# [Goal]
Show all lines holding "Anhebestelle".

# [Data records]

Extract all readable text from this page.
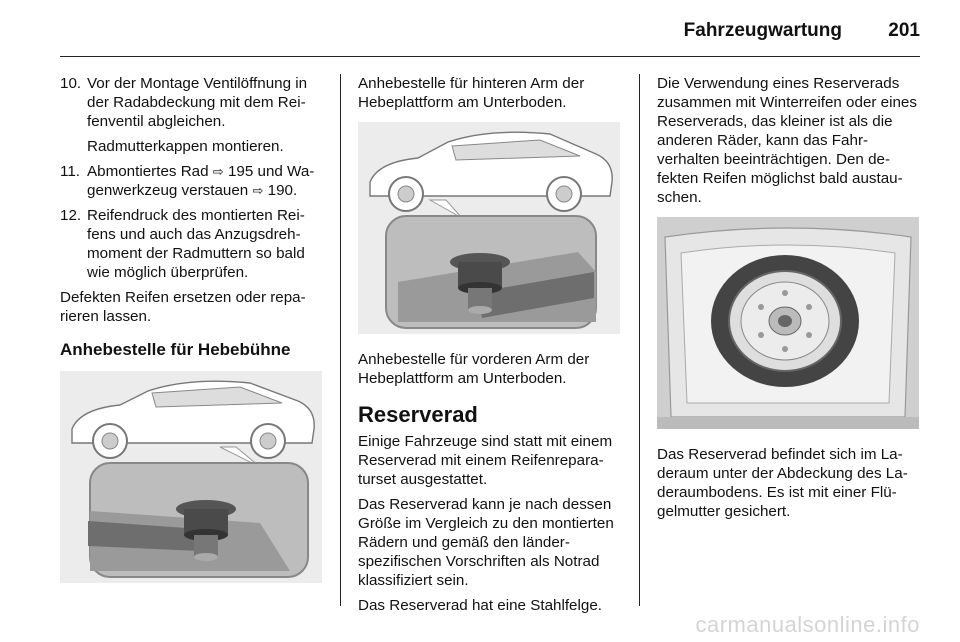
Fahrzeugwartung 201
10. Vor der Montage Ventilöffnung in der Radabdeckung mit dem Reifenventil abgleichen.
Radmutterkappen montieren.
11. Abmontiertes Rad ⇨ 195 und Wagenwerkzeug verstauen ⇨ 190.
12. Reifendruck des montierten Reifens und auch das Anzugsdrehmoment der Radmuttern so bald wie möglich überprüfen.
Defekten Reifen ersetzen oder reparieren lassen.
Anhebestelle für Hebebühne
Anhebestelle für hinteren Arm der Hebeplattform am Unterboden.
Anhebestelle für vorderen Arm der Hebeplattform am Unterboden.
Reserverad
Einige Fahrzeuge sind statt mit einem Reserverad mit einem Reifenreparaturset ausgestattet.
Das Reserverad kann je nach dessen Größe im Vergleich zu den montierten Rädern und gemäß den länderspezifischen Vorschriften als Notrad klassifiziert sein.
Das Reserverad hat eine Stahlfelge.
Die Verwendung eines Reserverads zusammen mit Winterreifen oder eines Reserverads, das kleiner ist als die anderen Räder, kann das Fahrverhalten beeinträchtigen. Den defekten Reifen möglichst bald austauschen.
Das Reserverad befindet sich im Laderaum unter der Abdeckung des Laderaumbodens. Es ist mit einer Flügelmutter gesichert.
carmanualsonline.info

# [Expected answer]
Anhebestelle für Hebebühne
Anhebestelle für hinteren Arm der Hebeplattform am Unterboden.
Anhebestelle für vorderen Arm der Hebeplattform am Unterboden.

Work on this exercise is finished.